> Given data
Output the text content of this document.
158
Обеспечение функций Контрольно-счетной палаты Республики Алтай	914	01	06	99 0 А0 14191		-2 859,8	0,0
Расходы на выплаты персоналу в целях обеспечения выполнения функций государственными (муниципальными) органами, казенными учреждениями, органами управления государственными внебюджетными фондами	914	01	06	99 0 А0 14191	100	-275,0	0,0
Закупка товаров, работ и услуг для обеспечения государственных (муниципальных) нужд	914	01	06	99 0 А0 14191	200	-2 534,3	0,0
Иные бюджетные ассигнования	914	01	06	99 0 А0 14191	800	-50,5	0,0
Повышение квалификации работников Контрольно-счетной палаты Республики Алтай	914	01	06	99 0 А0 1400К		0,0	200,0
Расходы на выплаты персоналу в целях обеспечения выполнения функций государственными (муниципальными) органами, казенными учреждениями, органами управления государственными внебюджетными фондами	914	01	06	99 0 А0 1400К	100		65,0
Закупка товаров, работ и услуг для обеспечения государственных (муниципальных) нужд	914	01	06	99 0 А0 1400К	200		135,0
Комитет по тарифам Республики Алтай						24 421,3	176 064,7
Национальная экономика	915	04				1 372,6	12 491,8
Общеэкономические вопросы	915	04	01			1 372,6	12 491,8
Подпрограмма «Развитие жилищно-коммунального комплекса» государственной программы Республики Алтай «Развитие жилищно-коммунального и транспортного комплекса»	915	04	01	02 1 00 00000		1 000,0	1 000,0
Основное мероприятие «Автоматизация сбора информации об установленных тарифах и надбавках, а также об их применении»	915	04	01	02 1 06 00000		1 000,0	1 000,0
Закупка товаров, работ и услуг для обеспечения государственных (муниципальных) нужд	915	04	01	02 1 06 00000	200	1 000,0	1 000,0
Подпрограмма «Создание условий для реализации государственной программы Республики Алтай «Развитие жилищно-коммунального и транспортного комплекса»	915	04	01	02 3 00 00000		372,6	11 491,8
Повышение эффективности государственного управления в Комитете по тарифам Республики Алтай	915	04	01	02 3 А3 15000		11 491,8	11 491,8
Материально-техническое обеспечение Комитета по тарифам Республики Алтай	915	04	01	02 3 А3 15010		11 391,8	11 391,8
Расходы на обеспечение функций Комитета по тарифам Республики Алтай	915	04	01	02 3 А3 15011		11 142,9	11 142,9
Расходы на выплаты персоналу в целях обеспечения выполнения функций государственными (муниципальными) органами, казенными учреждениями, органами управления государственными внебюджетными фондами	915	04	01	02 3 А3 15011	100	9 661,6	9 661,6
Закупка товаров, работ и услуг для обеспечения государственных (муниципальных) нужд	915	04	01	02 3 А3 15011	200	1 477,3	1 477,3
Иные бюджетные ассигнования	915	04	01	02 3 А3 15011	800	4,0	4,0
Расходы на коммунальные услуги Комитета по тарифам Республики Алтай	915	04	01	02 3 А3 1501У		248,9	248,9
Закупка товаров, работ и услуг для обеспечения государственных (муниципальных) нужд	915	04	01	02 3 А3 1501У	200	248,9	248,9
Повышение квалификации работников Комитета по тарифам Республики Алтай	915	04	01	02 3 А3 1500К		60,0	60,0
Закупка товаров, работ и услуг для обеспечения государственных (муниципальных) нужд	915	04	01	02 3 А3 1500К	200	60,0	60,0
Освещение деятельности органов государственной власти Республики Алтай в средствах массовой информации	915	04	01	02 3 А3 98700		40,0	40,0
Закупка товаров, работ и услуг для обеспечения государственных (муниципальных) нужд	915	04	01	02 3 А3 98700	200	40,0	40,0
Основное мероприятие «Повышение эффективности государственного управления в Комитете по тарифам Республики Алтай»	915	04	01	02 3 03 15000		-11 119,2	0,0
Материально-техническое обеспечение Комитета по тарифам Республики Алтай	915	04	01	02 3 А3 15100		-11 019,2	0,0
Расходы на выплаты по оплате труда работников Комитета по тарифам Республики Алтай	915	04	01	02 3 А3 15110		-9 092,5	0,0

> Short task
Produce an exact copy of every entry above.

> Exercise result
Output the text content of this document.
158
Обеспечение функций Контрольно-счетной палаты Республики Алтай	914	01	06	99 0 А0 14191		-2 859,8	0,0
Расходы на выплаты персоналу в целях обеспечения выполнения функций государственными (муниципальными) органами, казенными учреждениями, органами управления государственными внебюджетными фондами	914	01	06	99 0 А0 14191	100	-275,0	0,0
Закупка товаров, работ и услуг для обеспечения государственных (муниципальных) нужд	914	01	06	99 0 А0 14191	200	-2 534,3	0,0
Иные бюджетные ассигнования	914	01	06	99 0 А0 14191	800	-50,5	0,0
Повышение квалификации работников Контрольно-счетной палаты Республики Алтай	914	01	06	99 0 А0 1400К		0,0	200,0
Расходы на выплаты персоналу в целях обеспечения выполнения функций государственными (муниципальными) органами, казенными учреждениями, органами управления государственными внебюджетными фондами	914	01	06	99 0 А0 1400К	100		65,0
Закупка товаров, работ и услуг для обеспечения государственных (муниципальных) нужд	914	01	06	99 0 А0 1400К	200		135,0
Комитет по тарифам Республики Алтай						24 421,3	176 064,7
Национальная экономика	915	04				1 372,6	12 491,8
Общеэкономические вопросы	915	04	01			1 372,6	12 491,8
Подпрограмма «Развитие жилищно-коммунального комплекса» государственной программы Республики Алтай «Развитие жилищно-коммунального и транспортного комплекса»	915	04	01	02 1 00 00000		1 000,0	1 000,0
Основное мероприятие «Автоматизация сбора информации об установленных тарифах и надбавках, а также об их применении»	915	04	01	02 1 06 00000		1 000,0	1 000,0
Закупка товаров, работ и услуг для обеспечения государственных (муниципальных) нужд	915	04	01	02 1 06 00000	200	1 000,0	1 000,0
Подпрограмма «Создание условий для реализации государственной программы Республики Алтай «Развитие жилищно-коммунального и транспортного комплекса»	915	04	01	02 3 00 00000		372,6	11 491,8
Повышение эффективности государственного управления в Комитете по тарифам Республики Алтай	915	04	01	02 3 А3 15000		11 491,8	11 491,8
Материально-техническое обеспечение Комитета по тарифам Республики Алтай	915	04	01	02 3 А3 15010		11 391,8	11 391,8
Расходы на обеспечение функций Комитета по тарифам Республики Алтай	915	04	01	02 3 А3 15011		11 142,9	11 142,9
Расходы на выплаты персоналу в целях обеспечения выполнения функций государственными (муниципальными) органами, казенными учреждениями, органами управления государственными внебюджетными фондами	915	04	01	02 3 А3 15011	100	9 661,6	9 661,6
Закупка товаров, работ и услуг для обеспечения государственных (муниципальных) нужд	915	04	01	02 3 А3 15011	200	1 477,3	1 477,3
Иные бюджетные ассигнования	915	04	01	02 3 А3 15011	800	4,0	4,0
Расходы на коммунальные услуги Комитета по тарифам Республики Алтай	915	04	01	02 3 А3 1501У		248,9	248,9
Закупка товаров, работ и услуг для обеспечения государственных (муниципальных) нужд	915	04	01	02 3 А3 1501У	200	248,9	248,9
Повышение квалификации работников Комитета по тарифам Республики Алтай	915	04	01	02 3 А3 1500К		60,0	60,0
Закупка товаров, работ и услуг для обеспечения государственных (муниципальных) нужд	915	04	01	02 3 А3 1500К	200	60,0	60,0
Освещение деятельности органов государственной власти Республики Алтай в средствах массовой информации	915	04	01	02 3 А3 98700		40,0	40,0
Закупка товаров, работ и услуг для обеспечения государственных (муниципальных) нужд	915	04	01	02 3 А3 98700	200	40,0	40,0
Основное мероприятие «Повышение эффективности государственного управления в Комитете по тарифам Республики Алтай»	915	04	01	02 3 03 15000		-11 119,2	0,0
Материально-техническое обеспечение Комитета по тарифам Республики Алтай	915	04	01	02 3 А3 15100		-11 019,2	0,0
Расходы на выплаты по оплате труда работников Комитета по тарифам Республики Алтай	915	04	01	02 3 А3 15110		-9 092,5	0,0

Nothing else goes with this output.